Output every record word for word.

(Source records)
====================

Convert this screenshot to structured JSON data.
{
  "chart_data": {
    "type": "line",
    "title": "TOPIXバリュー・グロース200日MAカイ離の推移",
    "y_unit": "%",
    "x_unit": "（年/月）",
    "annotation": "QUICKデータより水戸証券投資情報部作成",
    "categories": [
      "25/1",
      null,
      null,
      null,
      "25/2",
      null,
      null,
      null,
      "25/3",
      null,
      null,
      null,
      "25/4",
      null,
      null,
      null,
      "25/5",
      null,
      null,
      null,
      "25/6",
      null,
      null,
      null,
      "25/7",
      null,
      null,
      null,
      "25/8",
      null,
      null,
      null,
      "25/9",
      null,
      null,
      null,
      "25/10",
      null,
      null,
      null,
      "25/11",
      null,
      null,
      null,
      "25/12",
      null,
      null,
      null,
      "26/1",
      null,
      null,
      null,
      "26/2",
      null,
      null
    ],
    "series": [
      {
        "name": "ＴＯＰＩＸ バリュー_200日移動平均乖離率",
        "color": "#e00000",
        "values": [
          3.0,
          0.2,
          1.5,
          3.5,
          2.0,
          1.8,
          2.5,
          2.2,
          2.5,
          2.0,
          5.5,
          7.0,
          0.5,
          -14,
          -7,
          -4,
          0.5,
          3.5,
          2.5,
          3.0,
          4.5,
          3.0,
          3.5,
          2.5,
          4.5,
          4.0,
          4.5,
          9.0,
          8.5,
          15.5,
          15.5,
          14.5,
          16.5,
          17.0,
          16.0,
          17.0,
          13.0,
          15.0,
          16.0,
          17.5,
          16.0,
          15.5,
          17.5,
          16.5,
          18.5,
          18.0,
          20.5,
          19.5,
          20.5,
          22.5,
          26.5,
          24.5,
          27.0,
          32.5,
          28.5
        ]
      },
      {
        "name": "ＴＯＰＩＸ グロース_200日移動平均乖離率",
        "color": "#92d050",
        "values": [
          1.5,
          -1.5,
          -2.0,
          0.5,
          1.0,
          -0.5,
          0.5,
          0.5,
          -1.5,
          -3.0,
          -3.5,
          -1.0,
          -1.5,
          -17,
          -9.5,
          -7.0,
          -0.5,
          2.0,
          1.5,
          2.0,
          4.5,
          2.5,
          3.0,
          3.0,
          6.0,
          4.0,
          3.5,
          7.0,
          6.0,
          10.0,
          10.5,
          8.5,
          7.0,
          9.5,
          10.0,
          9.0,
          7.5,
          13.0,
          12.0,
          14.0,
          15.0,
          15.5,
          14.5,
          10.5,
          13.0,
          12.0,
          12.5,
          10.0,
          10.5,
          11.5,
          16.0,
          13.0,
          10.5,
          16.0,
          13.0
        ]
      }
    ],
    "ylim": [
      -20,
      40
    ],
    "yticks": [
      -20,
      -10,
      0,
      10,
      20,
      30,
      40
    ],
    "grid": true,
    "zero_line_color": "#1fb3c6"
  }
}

====================

*Complete answer*.
Convert this screenshot to structured JSON data.
{
  "chart_data": {
    "type": "line",
    "title": "TOPIXバリュー・グロース200日MAカイ離の推移",
    "y_unit": "%",
    "x_unit": "（年/月）",
    "annotation": "QUICKデータより水戸証券投資情報部作成",
    "categories": [
      "25/1",
      null,
      null,
      null,
      "25/2",
      null,
      null,
      null,
      "25/3",
      null,
      null,
      null,
      "25/4",
      null,
      null,
      null,
      "25/5",
      null,
      null,
      null,
      "25/6",
      null,
      null,
      null,
      "25/7",
      null,
      null,
      null,
      "25/8",
      null,
      null,
      null,
      "25/9",
      null,
      null,
      null,
      "25/10",
      null,
      null,
      null,
      "25/11",
      null,
      null,
      null,
      "25/12",
      null,
      null,
      null,
      "26/1",
      null,
      null,
      null,
      "26/2",
      null,
      null
    ],
    "series": [
      {
        "name": "ＴＯＰＩＸ バリュー_200日移動平均乖離率",
        "color": "#e00000",
        "values": [
          3.0,
          0.2,
          1.5,
          3.5,
          2.0,
          1.8,
          2.5,
          2.2,
          2.5,
          2.0,
          5.5,
          7.0,
          0.5,
          -14,
          -7,
          -4,
          0.5,
          3.5,
          2.5,
          3.0,
          4.5,
          3.0,
          3.5,
          2.5,
          4.5,
          4.0,
          4.5,
          9.0,
          8.5,
          15.5,
          15.5,
          14.5,
          16.5,
          17.0,
          16.0,
          17.0,
          13.0,
          15.0,
          16.0,
          17.5,
          16.0,
          15.5,
          17.5,
          16.5,
          18.5,
          18.0,
          20.5,
          19.5,
          20.5,
          22.5,
          26.5,
          24.5,
          27.0,
          32.5,
          28.5
        ]
      },
      {
        "name": "ＴＯＰＩＸ グロース_200日移動平均乖離率",
        "color": "#92d050",
        "values": [
          1.5,
          -1.5,
          -2.0,
          0.5,
          1.0,
          -0.5,
          0.5,
          0.5,
          -1.5,
          -3.0,
          -3.5,
          -1.0,
          -1.5,
          -17,
          -9.5,
          -7.0,
          -0.5,
          2.0,
          1.5,
          2.0,
          4.5,
          2.5,
          3.0,
          3.0,
          6.0,
          4.0,
          3.5,
          7.0,
          6.0,
          10.0,
          10.5,
          8.5,
          7.0,
          9.5,
          10.0,
          9.0,
          7.5,
          13.0,
          12.0,
          14.0,
          15.0,
          15.5,
          14.5,
          10.5,
          13.0,
          12.0,
          12.5,
          10.0,
          10.5,
          11.5,
          16.0,
          13.0,
          10.5,
          16.0,
          13.0
        ]
      }
    ],
    "ylim": [
      -20,
      40
    ],
    "yticks": [
      -20,
      -10,
      0,
      10,
      20,
      30,
      40
    ],
    "grid": true,
    "zero_line_color": "#1fb3c6"
  }
}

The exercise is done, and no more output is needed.